* Records for this exercise *
- - -
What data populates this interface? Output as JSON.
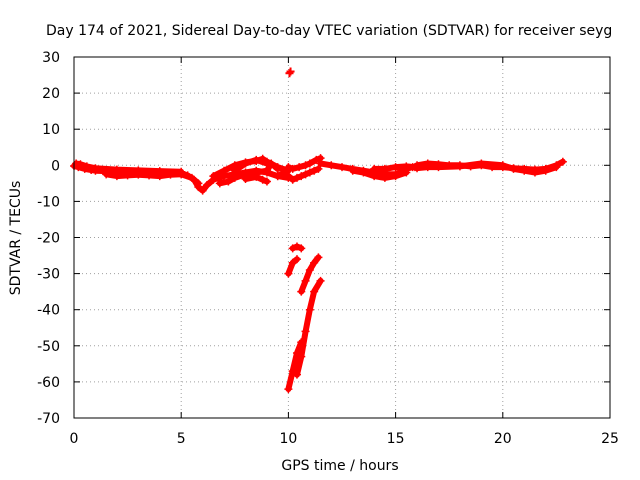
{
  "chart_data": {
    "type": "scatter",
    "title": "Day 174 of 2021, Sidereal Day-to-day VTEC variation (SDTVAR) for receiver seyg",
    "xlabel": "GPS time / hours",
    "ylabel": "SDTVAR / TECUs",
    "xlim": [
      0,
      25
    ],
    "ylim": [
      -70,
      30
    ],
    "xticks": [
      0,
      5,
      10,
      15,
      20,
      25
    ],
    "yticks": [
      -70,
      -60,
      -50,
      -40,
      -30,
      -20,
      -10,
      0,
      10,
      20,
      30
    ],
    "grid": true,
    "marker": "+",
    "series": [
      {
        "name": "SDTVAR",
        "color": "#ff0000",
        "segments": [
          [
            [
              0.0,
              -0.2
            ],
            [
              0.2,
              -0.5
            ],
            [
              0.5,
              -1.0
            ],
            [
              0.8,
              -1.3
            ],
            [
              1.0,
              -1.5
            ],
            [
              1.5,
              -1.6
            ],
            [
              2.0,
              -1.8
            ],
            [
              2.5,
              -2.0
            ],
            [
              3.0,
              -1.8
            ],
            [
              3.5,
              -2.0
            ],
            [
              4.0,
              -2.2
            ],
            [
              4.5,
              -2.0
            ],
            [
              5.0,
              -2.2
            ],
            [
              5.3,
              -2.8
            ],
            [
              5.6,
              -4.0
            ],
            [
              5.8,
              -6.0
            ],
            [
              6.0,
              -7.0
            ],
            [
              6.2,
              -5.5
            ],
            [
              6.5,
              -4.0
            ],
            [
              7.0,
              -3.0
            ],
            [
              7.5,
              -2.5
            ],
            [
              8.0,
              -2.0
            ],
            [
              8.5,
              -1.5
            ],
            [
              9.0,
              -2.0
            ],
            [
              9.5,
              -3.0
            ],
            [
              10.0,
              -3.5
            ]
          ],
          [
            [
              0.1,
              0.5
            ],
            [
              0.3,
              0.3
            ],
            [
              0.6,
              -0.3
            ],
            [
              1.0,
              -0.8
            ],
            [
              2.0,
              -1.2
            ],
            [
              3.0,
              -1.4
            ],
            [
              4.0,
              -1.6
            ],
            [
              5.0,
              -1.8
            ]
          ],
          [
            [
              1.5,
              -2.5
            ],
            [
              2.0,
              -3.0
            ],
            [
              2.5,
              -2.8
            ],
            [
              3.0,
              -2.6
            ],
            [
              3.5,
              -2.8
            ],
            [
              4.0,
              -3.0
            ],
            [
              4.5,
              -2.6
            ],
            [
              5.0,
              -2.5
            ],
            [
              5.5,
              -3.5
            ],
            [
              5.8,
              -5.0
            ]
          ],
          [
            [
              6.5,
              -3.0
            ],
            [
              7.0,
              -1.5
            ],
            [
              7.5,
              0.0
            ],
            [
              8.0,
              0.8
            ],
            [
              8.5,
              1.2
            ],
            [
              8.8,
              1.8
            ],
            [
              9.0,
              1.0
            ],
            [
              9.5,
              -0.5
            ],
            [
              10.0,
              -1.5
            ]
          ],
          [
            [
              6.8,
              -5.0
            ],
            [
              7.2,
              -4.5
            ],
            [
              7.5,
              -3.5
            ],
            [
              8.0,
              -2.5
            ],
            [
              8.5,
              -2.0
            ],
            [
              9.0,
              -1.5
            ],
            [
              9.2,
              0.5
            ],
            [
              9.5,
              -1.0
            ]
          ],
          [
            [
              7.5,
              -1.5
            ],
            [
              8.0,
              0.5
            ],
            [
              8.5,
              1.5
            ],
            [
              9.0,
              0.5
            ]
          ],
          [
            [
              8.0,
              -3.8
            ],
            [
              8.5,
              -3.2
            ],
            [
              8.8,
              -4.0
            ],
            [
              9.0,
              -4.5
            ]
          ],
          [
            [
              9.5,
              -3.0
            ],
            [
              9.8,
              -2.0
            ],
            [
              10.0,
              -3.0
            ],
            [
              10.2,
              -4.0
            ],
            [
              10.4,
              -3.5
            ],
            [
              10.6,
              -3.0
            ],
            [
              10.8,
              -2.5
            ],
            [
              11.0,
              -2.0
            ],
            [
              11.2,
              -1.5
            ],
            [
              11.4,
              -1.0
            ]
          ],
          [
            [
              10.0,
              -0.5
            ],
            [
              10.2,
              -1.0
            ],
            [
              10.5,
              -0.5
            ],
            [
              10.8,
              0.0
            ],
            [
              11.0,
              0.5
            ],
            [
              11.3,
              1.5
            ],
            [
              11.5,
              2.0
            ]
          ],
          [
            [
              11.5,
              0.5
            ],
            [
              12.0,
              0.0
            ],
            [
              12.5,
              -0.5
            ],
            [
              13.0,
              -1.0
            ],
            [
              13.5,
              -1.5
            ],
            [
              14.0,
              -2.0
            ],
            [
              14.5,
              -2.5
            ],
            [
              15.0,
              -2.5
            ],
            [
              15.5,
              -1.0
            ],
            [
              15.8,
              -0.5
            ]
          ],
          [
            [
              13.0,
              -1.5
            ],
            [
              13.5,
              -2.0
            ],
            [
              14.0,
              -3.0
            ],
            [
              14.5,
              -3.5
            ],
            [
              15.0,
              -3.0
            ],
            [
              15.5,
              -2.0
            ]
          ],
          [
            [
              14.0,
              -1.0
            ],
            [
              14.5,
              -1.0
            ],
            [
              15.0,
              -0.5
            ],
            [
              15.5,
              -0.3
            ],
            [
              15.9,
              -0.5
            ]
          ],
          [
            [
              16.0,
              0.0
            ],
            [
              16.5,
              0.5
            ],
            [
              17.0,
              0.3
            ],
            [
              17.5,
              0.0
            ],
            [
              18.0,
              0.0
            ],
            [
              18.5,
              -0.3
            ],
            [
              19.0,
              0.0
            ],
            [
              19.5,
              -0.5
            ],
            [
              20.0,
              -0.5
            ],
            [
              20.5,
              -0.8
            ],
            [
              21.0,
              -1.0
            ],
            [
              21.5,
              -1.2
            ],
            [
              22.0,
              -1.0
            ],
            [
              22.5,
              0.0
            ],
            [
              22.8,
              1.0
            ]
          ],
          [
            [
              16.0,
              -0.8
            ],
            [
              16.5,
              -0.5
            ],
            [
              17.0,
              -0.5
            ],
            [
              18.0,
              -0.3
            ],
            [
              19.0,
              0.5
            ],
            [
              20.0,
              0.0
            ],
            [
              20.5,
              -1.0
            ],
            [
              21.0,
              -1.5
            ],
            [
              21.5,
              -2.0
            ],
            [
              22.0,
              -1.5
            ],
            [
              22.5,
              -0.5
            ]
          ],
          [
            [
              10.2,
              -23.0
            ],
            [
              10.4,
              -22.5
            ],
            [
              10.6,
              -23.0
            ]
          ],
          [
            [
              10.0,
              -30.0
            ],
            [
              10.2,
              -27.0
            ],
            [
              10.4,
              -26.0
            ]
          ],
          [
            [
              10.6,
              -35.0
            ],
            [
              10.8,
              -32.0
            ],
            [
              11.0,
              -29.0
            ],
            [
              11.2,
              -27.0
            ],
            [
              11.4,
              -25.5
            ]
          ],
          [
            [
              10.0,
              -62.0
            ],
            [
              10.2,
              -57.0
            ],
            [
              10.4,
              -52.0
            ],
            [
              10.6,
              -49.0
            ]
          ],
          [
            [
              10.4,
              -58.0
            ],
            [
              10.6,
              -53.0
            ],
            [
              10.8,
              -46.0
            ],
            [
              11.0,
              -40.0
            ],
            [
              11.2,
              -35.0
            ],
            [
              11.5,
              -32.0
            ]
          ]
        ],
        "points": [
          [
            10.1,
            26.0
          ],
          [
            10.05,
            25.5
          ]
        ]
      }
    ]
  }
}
- - -
* Short exercise *
Using the entries above, find all lines with "SDTVAR". Copy them.

* Result *
    "title": "Day 174 of 2021, Sidereal Day-to-day VTEC variation (SDTVAR) for receiver seyg",
    "ylabel": "SDTVAR / TECUs",
        "name": "SDTVAR",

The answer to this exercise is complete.